# start of Listed entries

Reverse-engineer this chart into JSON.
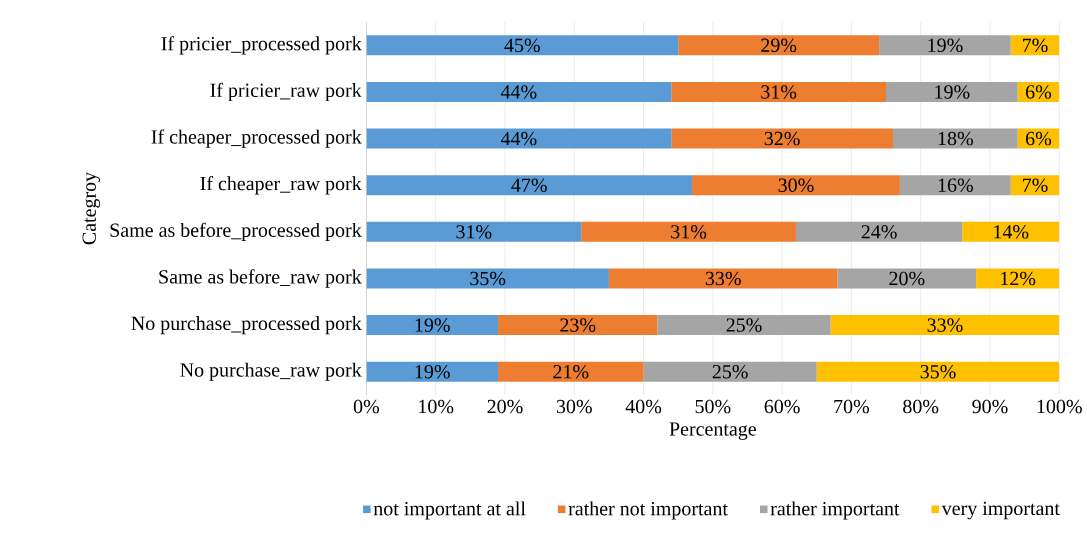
{
  "chart_data": {
    "type": "bar",
    "orientation": "horizontal",
    "stacked": true,
    "xlabel": "Percentage",
    "ylabel": "Categroy",
    "categories": [
      "If pricier_processed pork",
      "If pricier_raw pork",
      "If cheaper_processed pork",
      "If cheaper_raw pork",
      "Same as before_processed pork",
      "Same as before_raw pork",
      "No purchase_processed pork",
      "No purchase_raw pork"
    ],
    "series": [
      {
        "name": "not important at all",
        "color": "#5b9bd5",
        "values": [
          45,
          44,
          44,
          47,
          31,
          35,
          19,
          19
        ],
        "value_labels": [
          "45%",
          "44%",
          "44%",
          "47%",
          "31%",
          "35%",
          "19%",
          "19%"
        ]
      },
      {
        "name": "rather not important",
        "color": "#ed7d31",
        "values": [
          29,
          31,
          32,
          30,
          31,
          33,
          23,
          21
        ],
        "value_labels": [
          "29%",
          "31%",
          "32%",
          "30%",
          "31%",
          "33%",
          "23%",
          "21%"
        ]
      },
      {
        "name": "rather important",
        "color": "#a5a5a5",
        "values": [
          19,
          19,
          18,
          16,
          24,
          20,
          25,
          25
        ],
        "value_labels": [
          "19%",
          "19%",
          "18%",
          "16%",
          "24%",
          "20%",
          "25%",
          "25%"
        ]
      },
      {
        "name": "very important",
        "color": "#ffc000",
        "values": [
          7,
          6,
          6,
          7,
          14,
          12,
          33,
          35
        ],
        "value_labels": [
          "7%",
          "6%",
          "6%",
          "7%",
          "14%",
          "12%",
          "33%",
          "35%"
        ]
      }
    ],
    "xlim": [
      0,
      100
    ],
    "xticks": [
      {
        "value": 0,
        "label": "0%"
      },
      {
        "value": 10,
        "label": "10%"
      },
      {
        "value": 20,
        "label": "20%"
      },
      {
        "value": 30,
        "label": "30%"
      },
      {
        "value": 40,
        "label": "40%"
      },
      {
        "value": 50,
        "label": "50%"
      },
      {
        "value": 60,
        "label": "60%"
      },
      {
        "value": 70,
        "label": "70%"
      },
      {
        "value": 80,
        "label": "80%"
      },
      {
        "value": 90,
        "label": "90%"
      },
      {
        "value": 100,
        "label": "100%"
      }
    ],
    "grid": "x",
    "legend": "bottom"
  }
}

# end of Listed entries

Your goal »
Gather from the records above every line containing the string "Same".

Written reply »
      "Same as before_processed pork",
      "Same as before_raw pork",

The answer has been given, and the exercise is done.